BRIEF: Find and return each line containing "University".

[Records from a collection]
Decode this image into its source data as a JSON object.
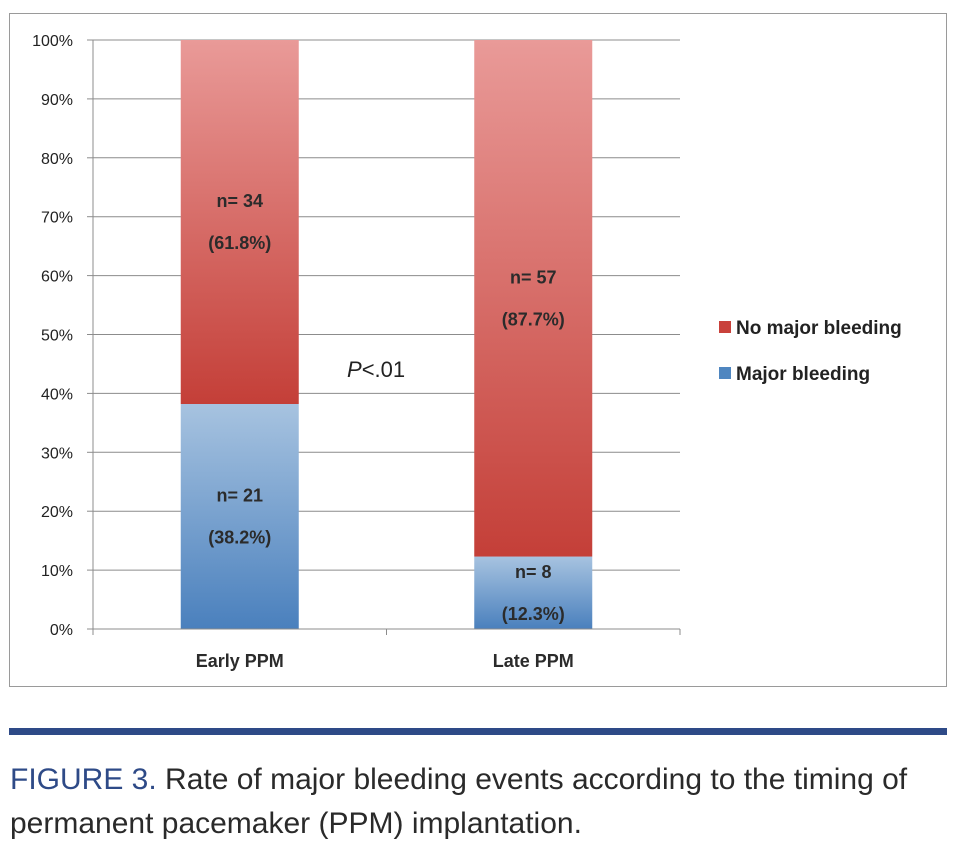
{
  "chart_data": {
    "type": "bar",
    "stacked": true,
    "percent": true,
    "categories": [
      "Early PPM",
      "Late PPM"
    ],
    "series": [
      {
        "name": "Major bleeding",
        "color": "#4f86c0",
        "values": [
          38.2,
          12.3
        ],
        "labels": [
          [
            "n= 21",
            "(38.2%)"
          ],
          [
            "n= 8",
            "(12.3%)"
          ]
        ]
      },
      {
        "name": "No major bleeding",
        "color": "#c9413b",
        "values": [
          61.8,
          87.7
        ],
        "labels": [
          [
            "n= 34",
            "(61.8%)"
          ],
          [
            "n= 57",
            "(87.7%)"
          ]
        ]
      }
    ],
    "ylim": [
      0,
      100
    ],
    "yticks": [
      "0%",
      "10%",
      "20%",
      "30%",
      "40%",
      "50%",
      "60%",
      "70%",
      "80%",
      "90%",
      "100%"
    ],
    "grid": true,
    "legend": "right",
    "legend_entries": [
      "No major bleeding",
      "Major bleeding"
    ],
    "annotation": {
      "italic": "P",
      "text": "<.01"
    },
    "xlabel": "",
    "ylabel": ""
  },
  "caption": {
    "label": "FIGURE 3.",
    "text": " Rate of major bleeding events according to the timing of permanent pacemaker (PPM) implantation."
  }
}
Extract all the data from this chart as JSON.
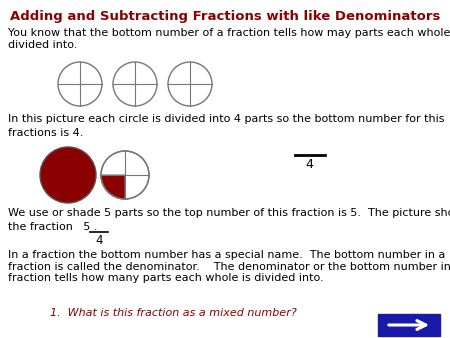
{
  "title": "Adding and Subtracting Fractions with like Denominators",
  "title_color": "#8B0000",
  "bg_color": "#FFFFFF",
  "text_color": "#000000",
  "dark_red": "#8B0000",
  "blue_btn": "#1a1aaa",
  "para1": "You know that the bottom number of a fraction tells how may parts each whole is\ndivided into.",
  "para2_line1": "In this picture each circle is divided into 4 parts so the bottom number for this",
  "para2_line2": "fractions is 4.",
  "para3_line1": "We use or shade 5 parts so the top number of this fraction is 5.  The picture shows",
  "para3_line2": "the fraction   5 .",
  "para4": "In a fraction the bottom number has a special name.  The bottom number in a\nfraction is called the denominator.    The denominator or the bottom number in a\nfraction tells how many parts each whole is divided into.",
  "para5": "1.  What is this fraction as a mixed number?",
  "fig_w": 4.5,
  "fig_h": 3.38,
  "dpi": 100
}
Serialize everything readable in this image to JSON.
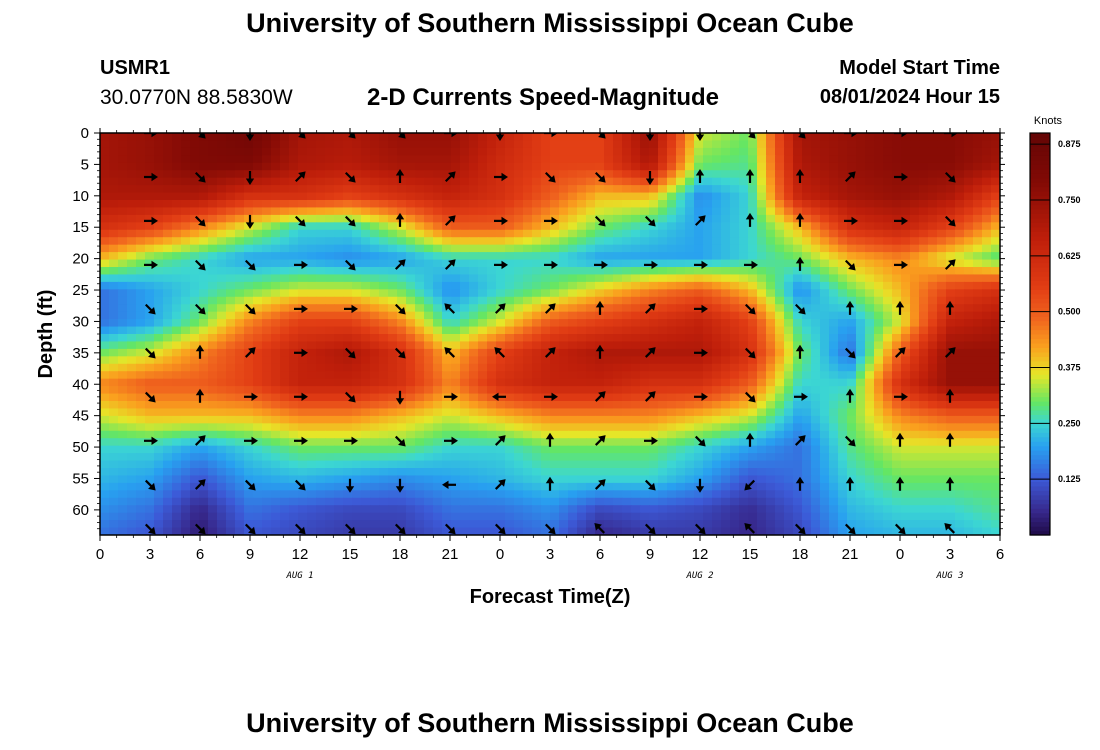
{
  "header": {
    "title": "University of Southern Mississippi Ocean Cube",
    "station_id": "USMR1",
    "station_coords": "30.0770N  88.5830W",
    "plot_title": "2-D Currents Speed-Magnitude",
    "model_label": "Model Start Time",
    "model_time": "08/01/2024 Hour 15"
  },
  "footer": {
    "title": "University of Southern Mississippi Ocean Cube"
  },
  "chart_data": {
    "type": "heatmap",
    "title": "2-D Currents Speed-Magnitude",
    "xlabel": "Forecast Time(Z)",
    "ylabel": "Depth (ft)",
    "x_tick_labels": [
      "0",
      "3",
      "6",
      "9",
      "12",
      "15",
      "18",
      "21",
      "0",
      "3",
      "6",
      "9",
      "12",
      "15",
      "18",
      "21",
      "0",
      "3",
      "6"
    ],
    "x_range_hours": [
      0,
      54
    ],
    "date_labels": [
      {
        "label": "AUG 1",
        "hour": 12
      },
      {
        "label": "AUG 2",
        "hour": 36
      },
      {
        "label": "AUG 3",
        "hour": 51
      }
    ],
    "y_tick_labels": [
      "0",
      "5",
      "10",
      "15",
      "20",
      "25",
      "30",
      "35",
      "40",
      "45",
      "50",
      "55",
      "60"
    ],
    "y_range_ft": [
      0,
      64
    ],
    "colorbar": {
      "unit": "Knots",
      "min": 0.0,
      "max": 0.9,
      "ticks": [
        "0.875",
        "0.750",
        "0.625",
        "0.500",
        "0.375",
        "0.250",
        "0.125"
      ],
      "tick_values": [
        0.875,
        0.75,
        0.625,
        0.5,
        0.375,
        0.25,
        0.125
      ]
    },
    "speed_knots": {
      "time_hours": [
        0,
        3,
        6,
        9,
        12,
        15,
        18,
        21,
        24,
        27,
        30,
        33,
        36,
        39,
        42,
        45,
        48,
        51,
        54
      ],
      "depth_ft": [
        0,
        5,
        10,
        15,
        20,
        25,
        30,
        35,
        40,
        45,
        50,
        55,
        60,
        64
      ],
      "values": [
        [
          0.72,
          0.75,
          0.8,
          0.85,
          0.72,
          0.7,
          0.75,
          0.75,
          0.65,
          0.55,
          0.55,
          0.75,
          0.35,
          0.3,
          0.72,
          0.75,
          0.78,
          0.78,
          0.75
        ],
        [
          0.72,
          0.75,
          0.8,
          0.8,
          0.7,
          0.68,
          0.72,
          0.72,
          0.62,
          0.55,
          0.55,
          0.7,
          0.3,
          0.28,
          0.7,
          0.75,
          0.78,
          0.78,
          0.72
        ],
        [
          0.7,
          0.7,
          0.7,
          0.6,
          0.6,
          0.55,
          0.6,
          0.65,
          0.6,
          0.5,
          0.4,
          0.4,
          0.18,
          0.25,
          0.65,
          0.72,
          0.75,
          0.7,
          0.55
        ],
        [
          0.6,
          0.55,
          0.45,
          0.35,
          0.25,
          0.25,
          0.35,
          0.5,
          0.5,
          0.4,
          0.3,
          0.25,
          0.2,
          0.25,
          0.4,
          0.6,
          0.65,
          0.55,
          0.4
        ],
        [
          0.4,
          0.3,
          0.25,
          0.2,
          0.2,
          0.18,
          0.2,
          0.25,
          0.25,
          0.25,
          0.2,
          0.2,
          0.2,
          0.25,
          0.3,
          0.4,
          0.45,
          0.35,
          0.28
        ],
        [
          0.15,
          0.2,
          0.25,
          0.3,
          0.35,
          0.35,
          0.3,
          0.18,
          0.25,
          0.3,
          0.38,
          0.45,
          0.5,
          0.4,
          0.18,
          0.3,
          0.4,
          0.55,
          0.6
        ],
        [
          0.15,
          0.2,
          0.3,
          0.45,
          0.55,
          0.55,
          0.45,
          0.25,
          0.35,
          0.5,
          0.55,
          0.6,
          0.65,
          0.55,
          0.25,
          0.2,
          0.35,
          0.65,
          0.7
        ],
        [
          0.3,
          0.35,
          0.45,
          0.55,
          0.65,
          0.7,
          0.6,
          0.4,
          0.55,
          0.65,
          0.7,
          0.7,
          0.7,
          0.6,
          0.3,
          0.15,
          0.5,
          0.75,
          0.75
        ],
        [
          0.45,
          0.5,
          0.5,
          0.55,
          0.65,
          0.65,
          0.6,
          0.45,
          0.6,
          0.65,
          0.65,
          0.6,
          0.6,
          0.5,
          0.25,
          0.25,
          0.6,
          0.75,
          0.75
        ],
        [
          0.35,
          0.4,
          0.4,
          0.4,
          0.45,
          0.45,
          0.4,
          0.35,
          0.4,
          0.45,
          0.45,
          0.45,
          0.4,
          0.35,
          0.2,
          0.3,
          0.45,
          0.5,
          0.5
        ],
        [
          0.25,
          0.25,
          0.2,
          0.25,
          0.3,
          0.3,
          0.3,
          0.25,
          0.25,
          0.3,
          0.3,
          0.3,
          0.25,
          0.2,
          0.15,
          0.28,
          0.35,
          0.35,
          0.35
        ],
        [
          0.22,
          0.2,
          0.12,
          0.2,
          0.22,
          0.2,
          0.18,
          0.2,
          0.22,
          0.25,
          0.25,
          0.25,
          0.2,
          0.12,
          0.15,
          0.25,
          0.3,
          0.3,
          0.3
        ],
        [
          0.18,
          0.15,
          0.05,
          0.15,
          0.12,
          0.1,
          0.1,
          0.15,
          0.15,
          0.18,
          0.1,
          0.12,
          0.1,
          0.06,
          0.12,
          0.22,
          0.25,
          0.25,
          0.28
        ],
        [
          0.15,
          0.12,
          0.03,
          0.12,
          0.1,
          0.08,
          0.08,
          0.12,
          0.12,
          0.15,
          0.05,
          0.08,
          0.08,
          0.05,
          0.1,
          0.2,
          0.22,
          0.22,
          0.25
        ]
      ]
    },
    "vectors": {
      "time_hours": [
        3,
        6,
        9,
        12,
        15,
        18,
        21,
        24,
        27,
        30,
        33,
        36,
        39,
        42,
        45,
        48,
        51
      ],
      "depth_ft": [
        0,
        7,
        14,
        21,
        28,
        35,
        42,
        49,
        56,
        63
      ],
      "directions_deg": [
        [
          90,
          135,
          180,
          135,
          135,
          135,
          90,
          180,
          90,
          135,
          180,
          180,
          135,
          135,
          90,
          90,
          90
        ],
        [
          90,
          135,
          180,
          45,
          135,
          0,
          45,
          90,
          135,
          135,
          180,
          0,
          0,
          0,
          45,
          90,
          135
        ],
        [
          90,
          135,
          180,
          135,
          135,
          0,
          45,
          90,
          90,
          135,
          135,
          45,
          0,
          0,
          90,
          90,
          135
        ],
        [
          90,
          135,
          135,
          90,
          135,
          45,
          45,
          90,
          90,
          90,
          90,
          90,
          90,
          0,
          135,
          90,
          45
        ],
        [
          135,
          135,
          135,
          90,
          90,
          135,
          315,
          45,
          45,
          0,
          45,
          90,
          135,
          135,
          0,
          0,
          0
        ],
        [
          135,
          0,
          45,
          90,
          135,
          135,
          315,
          315,
          45,
          0,
          45,
          90,
          135,
          0,
          135,
          45,
          45
        ],
        [
          135,
          0,
          90,
          90,
          135,
          180,
          90,
          270,
          90,
          45,
          45,
          90,
          135,
          90,
          0,
          90,
          0
        ],
        [
          90,
          45,
          90,
          90,
          90,
          135,
          90,
          45,
          0,
          45,
          90,
          135,
          0,
          45,
          135,
          0,
          0
        ],
        [
          135,
          45,
          135,
          135,
          180,
          180,
          270,
          45,
          0,
          45,
          135,
          180,
          225,
          0,
          0,
          0,
          0
        ],
        [
          135,
          135,
          135,
          135,
          135,
          135,
          135,
          135,
          135,
          315,
          135,
          135,
          315,
          135,
          135,
          135,
          315
        ]
      ]
    }
  }
}
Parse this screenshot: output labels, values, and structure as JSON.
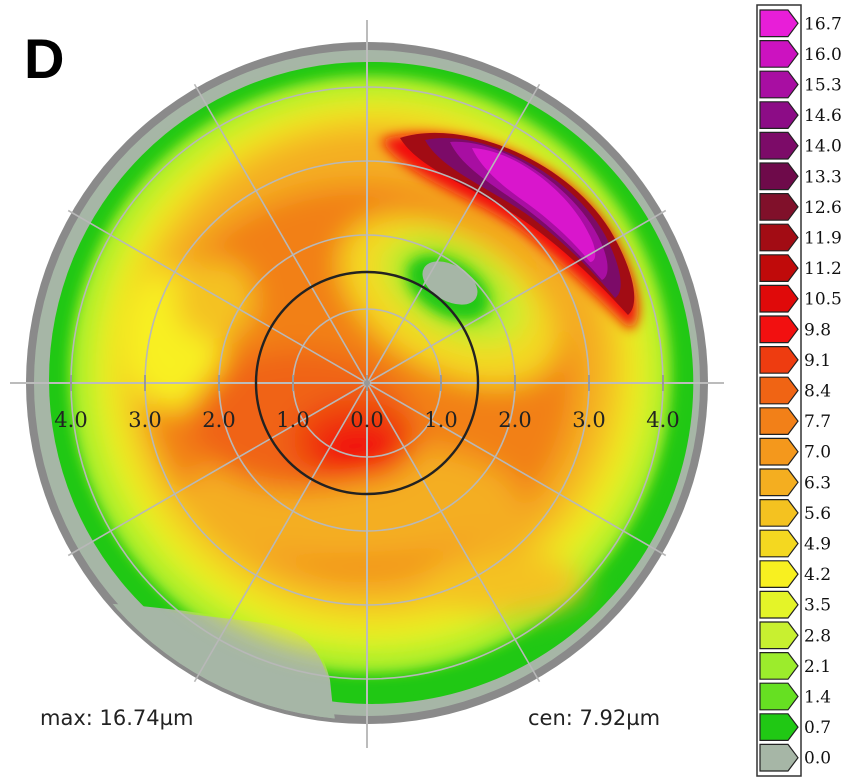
{
  "panel_label": "D",
  "readouts": {
    "max": "max: 16.74µm",
    "cen": "cen: 7.92µm"
  },
  "chart_data": {
    "type": "heatmap",
    "projection": "polar",
    "unit": "µm",
    "radial_ticks": [
      "4.0",
      "3.0",
      "2.0",
      "1.0",
      "0.0",
      "1.0",
      "2.0",
      "3.0",
      "4.0"
    ],
    "radial_range": [
      0,
      4.0
    ],
    "inner_circle_radius": 1.5,
    "max": 16.74,
    "center": 7.92,
    "colorbar": {
      "levels": [
        {
          "value": "16.7",
          "color": "#e81ed8"
        },
        {
          "value": "16.0",
          "color": "#cc12c0"
        },
        {
          "value": "15.3",
          "color": "#a80ea2"
        },
        {
          "value": "14.6",
          "color": "#8c0c86"
        },
        {
          "value": "14.0",
          "color": "#7c0b68"
        },
        {
          "value": "13.3",
          "color": "#6e0a4a"
        },
        {
          "value": "12.6",
          "color": "#80102a"
        },
        {
          "value": "11.9",
          "color": "#a20c14"
        },
        {
          "value": "11.2",
          "color": "#c00a0a"
        },
        {
          "value": "10.5",
          "color": "#e00a0a"
        },
        {
          "value": "9.8",
          "color": "#f21010"
        },
        {
          "value": "9.1",
          "color": "#ee3c10"
        },
        {
          "value": "8.4",
          "color": "#f06414"
        },
        {
          "value": "7.7",
          "color": "#f28018"
        },
        {
          "value": "7.0",
          "color": "#f4981c"
        },
        {
          "value": "6.3",
          "color": "#f4ae20"
        },
        {
          "value": "5.6",
          "color": "#f4c220"
        },
        {
          "value": "4.9",
          "color": "#f4d820"
        },
        {
          "value": "4.2",
          "color": "#f8f020"
        },
        {
          "value": "3.5",
          "color": "#e4f428"
        },
        {
          "value": "2.8",
          "color": "#c8f030"
        },
        {
          "value": "2.1",
          "color": "#9cec2c"
        },
        {
          "value": "1.4",
          "color": "#66e022"
        },
        {
          "value": "0.7",
          "color": "#20c814"
        },
        {
          "value": "0.0",
          "color": "#a6b6a6"
        }
      ]
    }
  }
}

PROBLEM SOLUTION:
    "title": "University of Southern Mississippi Ocean Cube",
    "title": "University of Southern Mississippi Ocean Cube"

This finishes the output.